In the entries below, identify every line with the string "name" and copy it.

## begin Excerpted records

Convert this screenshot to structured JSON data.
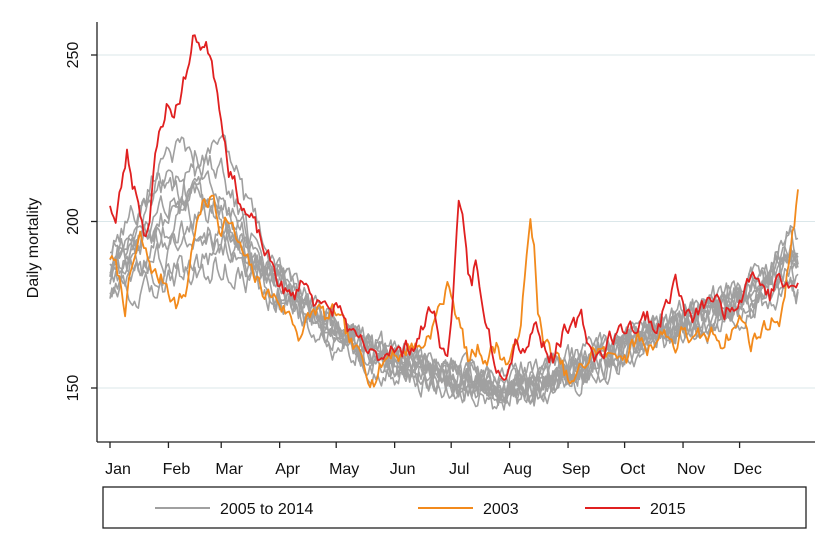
{
  "chart_data": {
    "type": "line",
    "title": "",
    "ylabel": "Daily mortality",
    "xlabel": "",
    "ylim": [
      137,
      260
    ],
    "xlim": [
      0,
      365
    ],
    "y_ticks": [
      150,
      200,
      250
    ],
    "month_ticks": [
      {
        "label": "Jan",
        "day": 0
      },
      {
        "label": "Feb",
        "day": 31
      },
      {
        "label": "Mar",
        "day": 59
      },
      {
        "label": "Apr",
        "day": 90
      },
      {
        "label": "May",
        "day": 120
      },
      {
        "label": "Jun",
        "day": 151
      },
      {
        "label": "Jul",
        "day": 181
      },
      {
        "label": "Aug",
        "day": 212
      },
      {
        "label": "Sep",
        "day": 243
      },
      {
        "label": "Oct",
        "day": 273
      },
      {
        "label": "Nov",
        "day": 304
      },
      {
        "label": "Dec",
        "day": 334
      }
    ],
    "grid": true,
    "legend_position": "bottom",
    "x_unit": "day of year",
    "series": [
      {
        "name": "2005 to 2014",
        "color": "#a0a0a0",
        "lines": [
          {
            "x": [
              0,
              15,
              30,
              45,
              60,
              75,
              90,
              105,
              120,
              135,
              150,
              165,
              180,
              195,
              210,
              225,
              240,
              255,
              270,
              285,
              300,
              315,
              330,
              345,
              360,
              365
            ],
            "y": [
              190,
              205,
              215,
              202,
              195,
              186,
              180,
              172,
              167,
              163,
              160,
              158,
              156,
              154,
              153,
              155,
              158,
              160,
              164,
              167,
              170,
              173,
              176,
              180,
              186,
              184
            ]
          },
          {
            "x": [
              0,
              15,
              30,
              45,
              60,
              75,
              90,
              105,
              120,
              135,
              150,
              165,
              180,
              195,
              210,
              225,
              240,
              255,
              270,
              285,
              300,
              315,
              330,
              345,
              360,
              365
            ],
            "y": [
              185,
              200,
              225,
              215,
              205,
              192,
              182,
              175,
              168,
              162,
              158,
              156,
              153,
              151,
              150,
              152,
              156,
              158,
              162,
              166,
              169,
              172,
              175,
              179,
              185,
              182
            ]
          },
          {
            "x": [
              0,
              15,
              30,
              45,
              60,
              75,
              90,
              105,
              120,
              135,
              150,
              165,
              180,
              195,
              210,
              225,
              240,
              255,
              270,
              285,
              300,
              315,
              330,
              345,
              360,
              365
            ],
            "y": [
              180,
              192,
              205,
              212,
              228,
              200,
              185,
              176,
              170,
              165,
              161,
              158,
              156,
              153,
              151,
              152,
              155,
              158,
              163,
              167,
              170,
              174,
              178,
              183,
              190,
              188
            ]
          },
          {
            "x": [
              0,
              15,
              30,
              45,
              60,
              75,
              90,
              105,
              120,
              135,
              150,
              165,
              180,
              195,
              210,
              225,
              240,
              255,
              270,
              285,
              300,
              315,
              330,
              345,
              360,
              365
            ],
            "y": [
              192,
              185,
              190,
              200,
              210,
              195,
              183,
              174,
              166,
              160,
              157,
              155,
              152,
              150,
              148,
              150,
              154,
              157,
              161,
              165,
              168,
              171,
              174,
              178,
              196,
              194
            ]
          },
          {
            "x": [
              0,
              15,
              30,
              45,
              60,
              75,
              90,
              105,
              120,
              135,
              150,
              165,
              180,
              195,
              210,
              225,
              240,
              255,
              270,
              285,
              300,
              315,
              330,
              345,
              360,
              365
            ],
            "y": [
              178,
              182,
              186,
              184,
              188,
              182,
              176,
              170,
              164,
              159,
              156,
              154,
              151,
              149,
              147,
              149,
              153,
              156,
              160,
              164,
              167,
              170,
              173,
              176,
              180,
              178
            ]
          },
          {
            "x": [
              0,
              15,
              30,
              45,
              60,
              75,
              90,
              105,
              120,
              135,
              150,
              165,
              180,
              195,
              210,
              225,
              240,
              255,
              270,
              285,
              300,
              315,
              330,
              345,
              360,
              365
            ],
            "y": [
              186,
              195,
              200,
              205,
              200,
              190,
              181,
              173,
              167,
              161,
              158,
              156,
              154,
              152,
              150,
              151,
              154,
              157,
              161,
              165,
              168,
              172,
              176,
              181,
              188,
              186
            ]
          },
          {
            "x": [
              0,
              15,
              30,
              45,
              60,
              75,
              90,
              105,
              120,
              135,
              150,
              165,
              180,
              195,
              210,
              225,
              240,
              255,
              270,
              285,
              300,
              315,
              330,
              345,
              360,
              365
            ],
            "y": [
              183,
              188,
              195,
              220,
              215,
              196,
              184,
              176,
              169,
              163,
              160,
              157,
              155,
              153,
              151,
              153,
              156,
              159,
              163,
              166,
              169,
              173,
              177,
              182,
              192,
              190
            ]
          },
          {
            "x": [
              0,
              15,
              30,
              45,
              60,
              75,
              90,
              105,
              120,
              135,
              150,
              165,
              180,
              195,
              210,
              225,
              240,
              255,
              270,
              285,
              300,
              315,
              330,
              345,
              360,
              365
            ],
            "y": [
              182,
              178,
              182,
              186,
              192,
              184,
              178,
              171,
              165,
              160,
              156,
              154,
              152,
              149,
              146,
              148,
              152,
              155,
              159,
              163,
              166,
              169,
              172,
              175,
              178,
              176
            ]
          },
          {
            "x": [
              0,
              15,
              30,
              45,
              60,
              75,
              90,
              105,
              120,
              135,
              150,
              165,
              180,
              195,
              210,
              225,
              240,
              255,
              270,
              285,
              300,
              315,
              330,
              345,
              360,
              365
            ],
            "y": [
              188,
              196,
              210,
              208,
              198,
              188,
              180,
              173,
              168,
              163,
              159,
              157,
              155,
              152,
              150,
              152,
              155,
              158,
              162,
              166,
              170,
              174,
              178,
              184,
              195,
              193
            ]
          },
          {
            "x": [
              0,
              15,
              30,
              45,
              60,
              75,
              90,
              105,
              120,
              135,
              150,
              165,
              180,
              195,
              210,
              225,
              240,
              255,
              270,
              285,
              300,
              315,
              330,
              345,
              360,
              365
            ],
            "y": [
              184,
              190,
              198,
              196,
              194,
              186,
              179,
              172,
              166,
              161,
              157,
              155,
              153,
              151,
              149,
              150,
              154,
              157,
              160,
              164,
              167,
              171,
              175,
              180,
              187,
              185
            ]
          }
        ]
      },
      {
        "name": "2003",
        "color": "#f28a1c",
        "x": [
          0,
          4,
          8,
          12,
          16,
          20,
          25,
          30,
          35,
          40,
          45,
          50,
          55,
          58,
          62,
          66,
          70,
          75,
          80,
          85,
          90,
          95,
          100,
          105,
          110,
          115,
          120,
          125,
          130,
          135,
          140,
          145,
          150,
          155,
          160,
          165,
          170,
          175,
          180,
          183,
          186,
          190,
          195,
          200,
          205,
          210,
          215,
          218,
          221,
          223,
          225,
          227,
          230,
          235,
          240,
          245,
          250,
          255,
          260,
          265,
          270,
          275,
          280,
          285,
          290,
          295,
          300,
          305,
          310,
          315,
          320,
          325,
          330,
          335,
          340,
          345,
          350,
          355,
          358,
          360,
          362,
          364,
          365
        ],
        "y": [
          190,
          184,
          175,
          186,
          194,
          188,
          183,
          182,
          176,
          178,
          198,
          205,
          207,
          199,
          202,
          196,
          190,
          184,
          180,
          178,
          176,
          172,
          167,
          170,
          174,
          170,
          172,
          165,
          160,
          157,
          154,
          158,
          162,
          160,
          164,
          162,
          168,
          174,
          181,
          175,
          168,
          158,
          162,
          160,
          163,
          158,
          160,
          172,
          188,
          198,
          192,
          175,
          163,
          160,
          155,
          150,
          155,
          160,
          162,
          158,
          162,
          160,
          165,
          162,
          166,
          167,
          163,
          168,
          163,
          164,
          166,
          165,
          168,
          171,
          164,
          167,
          170,
          172,
          178,
          186,
          198,
          205,
          208
        ]
      },
      {
        "name": "2015",
        "color": "#e02020",
        "x": [
          0,
          3,
          6,
          9,
          12,
          15,
          18,
          21,
          24,
          27,
          30,
          33,
          36,
          39,
          42,
          45,
          48,
          51,
          54,
          57,
          60,
          63,
          66,
          69,
          72,
          75,
          78,
          81,
          84,
          87,
          90,
          93,
          96,
          99,
          102,
          105,
          108,
          111,
          114,
          117,
          120,
          125,
          130,
          135,
          140,
          145,
          150,
          155,
          160,
          165,
          170,
          173,
          176,
          179,
          182,
          185,
          188,
          190,
          192,
          194,
          197,
          200,
          203,
          206,
          210,
          215,
          220,
          225,
          230,
          235,
          240,
          245,
          250,
          255,
          260,
          265,
          270,
          275,
          280,
          285,
          290,
          295,
          300,
          305,
          310,
          315,
          320,
          325,
          330,
          335,
          340,
          345,
          350,
          355,
          360,
          363,
          365
        ],
        "y": [
          206,
          200,
          210,
          220,
          212,
          208,
          198,
          202,
          218,
          228,
          235,
          232,
          236,
          242,
          248,
          256,
          254,
          252,
          250,
          240,
          230,
          218,
          212,
          207,
          203,
          200,
          196,
          192,
          188,
          185,
          182,
          179,
          176,
          178,
          184,
          180,
          176,
          180,
          174,
          171,
          175,
          170,
          163,
          161,
          158,
          160,
          165,
          160,
          163,
          167,
          174,
          170,
          163,
          158,
          180,
          202,
          195,
          185,
          180,
          188,
          175,
          170,
          162,
          157,
          158,
          166,
          163,
          170,
          164,
          160,
          167,
          166,
          170,
          162,
          160,
          165,
          166,
          170,
          168,
          172,
          168,
          175,
          183,
          172,
          170,
          174,
          178,
          172,
          176,
          180,
          186,
          182,
          178,
          184,
          178,
          180,
          182
        ]
      }
    ]
  },
  "legend": {
    "items": [
      {
        "label": "2005 to 2014",
        "color": "#a0a0a0"
      },
      {
        "label": "2003",
        "color": "#f28a1c"
      },
      {
        "label": "2015",
        "color": "#e02020"
      }
    ]
  }
}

## end Excerpted records

- _The answer_:
        "name": "2005 to 2014",
        "name": "2003",
        "name": "2015",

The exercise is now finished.